→ What to do: Print every record below exactly as written.

[Input start]

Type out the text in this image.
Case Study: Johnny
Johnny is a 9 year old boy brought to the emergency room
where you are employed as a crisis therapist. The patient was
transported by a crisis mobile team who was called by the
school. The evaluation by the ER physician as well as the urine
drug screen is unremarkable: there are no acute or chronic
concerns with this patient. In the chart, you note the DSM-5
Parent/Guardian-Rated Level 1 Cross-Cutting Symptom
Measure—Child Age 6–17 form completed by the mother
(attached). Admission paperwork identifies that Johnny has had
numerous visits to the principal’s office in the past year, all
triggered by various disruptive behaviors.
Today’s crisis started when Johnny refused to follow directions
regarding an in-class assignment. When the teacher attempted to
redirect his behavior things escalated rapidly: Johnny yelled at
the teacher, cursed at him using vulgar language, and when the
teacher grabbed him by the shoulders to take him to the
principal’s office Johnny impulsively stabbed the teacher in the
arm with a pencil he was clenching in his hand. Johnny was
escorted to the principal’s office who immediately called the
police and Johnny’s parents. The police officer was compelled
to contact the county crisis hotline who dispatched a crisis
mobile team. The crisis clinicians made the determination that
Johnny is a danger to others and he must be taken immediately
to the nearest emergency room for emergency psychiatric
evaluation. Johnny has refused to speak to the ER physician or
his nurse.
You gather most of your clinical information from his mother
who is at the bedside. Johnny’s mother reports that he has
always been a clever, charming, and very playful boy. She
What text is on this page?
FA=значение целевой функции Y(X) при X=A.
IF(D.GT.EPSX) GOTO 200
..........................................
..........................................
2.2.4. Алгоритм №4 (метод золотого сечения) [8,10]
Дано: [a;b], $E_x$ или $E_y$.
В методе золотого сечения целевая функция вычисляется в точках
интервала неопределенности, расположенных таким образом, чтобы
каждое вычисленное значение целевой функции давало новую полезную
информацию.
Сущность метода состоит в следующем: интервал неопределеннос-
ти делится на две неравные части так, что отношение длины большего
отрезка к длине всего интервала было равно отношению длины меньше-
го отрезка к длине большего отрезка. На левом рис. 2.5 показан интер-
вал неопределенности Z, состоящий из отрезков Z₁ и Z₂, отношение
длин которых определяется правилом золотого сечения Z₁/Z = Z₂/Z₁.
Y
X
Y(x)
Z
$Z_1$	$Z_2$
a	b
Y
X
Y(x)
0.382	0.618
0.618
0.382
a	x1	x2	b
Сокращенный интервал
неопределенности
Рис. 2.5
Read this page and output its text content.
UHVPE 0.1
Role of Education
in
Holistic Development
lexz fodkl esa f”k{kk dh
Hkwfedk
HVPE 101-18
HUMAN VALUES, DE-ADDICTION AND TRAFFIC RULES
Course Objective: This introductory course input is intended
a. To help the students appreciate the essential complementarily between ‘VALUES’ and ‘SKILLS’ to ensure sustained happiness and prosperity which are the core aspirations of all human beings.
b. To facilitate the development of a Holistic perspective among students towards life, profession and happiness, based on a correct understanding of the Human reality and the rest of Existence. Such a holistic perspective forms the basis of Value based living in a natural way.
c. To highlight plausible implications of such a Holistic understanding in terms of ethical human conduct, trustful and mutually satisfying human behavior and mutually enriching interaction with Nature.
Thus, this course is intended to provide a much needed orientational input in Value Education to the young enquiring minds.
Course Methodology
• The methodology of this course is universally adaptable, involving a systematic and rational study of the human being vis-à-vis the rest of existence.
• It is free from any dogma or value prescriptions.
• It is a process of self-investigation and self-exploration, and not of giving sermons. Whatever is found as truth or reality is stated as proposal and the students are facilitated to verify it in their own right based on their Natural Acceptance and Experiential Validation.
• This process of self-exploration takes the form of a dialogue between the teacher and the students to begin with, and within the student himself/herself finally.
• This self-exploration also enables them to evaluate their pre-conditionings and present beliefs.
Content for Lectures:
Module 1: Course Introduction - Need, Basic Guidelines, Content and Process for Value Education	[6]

[Input end]

→ The solution:
Type out the text in this image.
Case Study: Johnny
Johnny is a 9 year old boy brought to the emergency room
where you are employed as a crisis therapist. The patient was
transported by a crisis mobile team who was called by the
school. The evaluation by the ER physician as well as the urine
drug screen is unremarkable: there are no acute or chronic
concerns with this patient. In the chart, you note the DSM-5
Parent/Guardian-Rated Level 1 Cross-Cutting Symptom
Measure—Child Age 6–17 form completed by the mother
(attached). Admission paperwork identifies that Johnny has had
numerous visits to the principal’s office in the past year, all
triggered by various disruptive behaviors.
Today’s crisis started when Johnny refused to follow directions
regarding an in-class assignment. When the teacher attempted to
redirect his behavior things escalated rapidly: Johnny yelled at
the teacher, cursed at him using vulgar language, and when the
teacher grabbed him by the shoulders to take him to the
principal’s office Johnny impulsively stabbed the teacher in the
arm with a pencil he was clenching in his hand. Johnny was
escorted to the principal’s office who immediately called the
police and Johnny’s parents. The police officer was compelled
to contact the county crisis hotline who dispatched a crisis
mobile team. The crisis clinicians made the determination that
Johnny is a danger to others and he must be taken immediately
to the nearest emergency room for emergency psychiatric
evaluation. Johnny has refused to speak to the ER physician or
his nurse.
You gather most of your clinical information from his mother
who is at the bedside. Johnny’s mother reports that he has
always been a clever, charming, and very playful boy. She
What text is on this page?
FA=значение целевой функции Y(X) при X=A.
IF(D.GT.EPSX) GOTO 200
..........................................
..........................................
2.2.4. Алгоритм №4 (метод золотого сечения) [8,10]
Дано: [a;b], $E_x$ или $E_y$.
В методе золотого сечения целевая функция вычисляется в точках
интервала неопределенности, расположенных таким образом, чтобы
каждое вычисленное значение целевой функции давало новую полезную
информацию.
Сущность метода состоит в следующем: интервал неопределеннос-
ти делится на две неравные части так, что отношение длины большего
отрезка к длине всего интервала было равно отношению длины меньше-
го отрезка к длине большего отрезка. На левом рис. 2.5 показан интер-
вал неопределенности Z, состоящий из отрезков Z₁ и Z₂, отношение
длин которых определяется правилом золотого сечения Z₁/Z = Z₂/Z₁.
Y
X
Y(x)
Z
$Z_1$	$Z_2$
a	b
Y
X
Y(x)
0.382	0.618
0.618
0.382
a	x1	x2	b
Сокращенный интервал
неопределенности
Рис. 2.5
Read this page and output its text content.
UHVPE 0.1
Role of Education
in
Holistic Development
lexz fodkl esa f”k{kk dh
Hkwfedk
HVPE 101-18
HUMAN VALUES, DE-ADDICTION AND TRAFFIC RULES
Course Objective: This introductory course input is intended
a. To help the students appreciate the essential complementarily between ‘VALUES’ and ‘SKILLS’ to ensure sustained happiness and prosperity which are the core aspirations of all human beings.
b. To facilitate the development of a Holistic perspective among students towards life, profession and happiness, based on a correct understanding of the Human reality and the rest of Existence. Such a holistic perspective forms the basis of Value based living in a natural way.
c. To highlight plausible implications of such a Holistic understanding in terms of ethical human conduct, trustful and mutually satisfying human behavior and mutually enriching interaction with Nature.
Thus, this course is intended to provide a much needed orientational input in Value Education to the young enquiring minds.
Course Methodology
• The methodology of this course is universally adaptable, involving a systematic and rational study of the human being vis-à-vis the rest of existence.
• It is free from any dogma or value prescriptions.
• It is a process of self-investigation and self-exploration, and not of giving sermons. Whatever is found as truth or reality is stated as proposal and the students are facilitated to verify it in their own right based on their Natural Acceptance and Experiential Validation.
• This process of self-exploration takes the form of a dialogue between the teacher and the students to begin with, and within the student himself/herself finally.
• This self-exploration also enables them to evaluate their pre-conditionings and present beliefs.
Content for Lectures:
Module 1: Course Introduction - Need, Basic Guidelines, Content and Process for Value Education	[6]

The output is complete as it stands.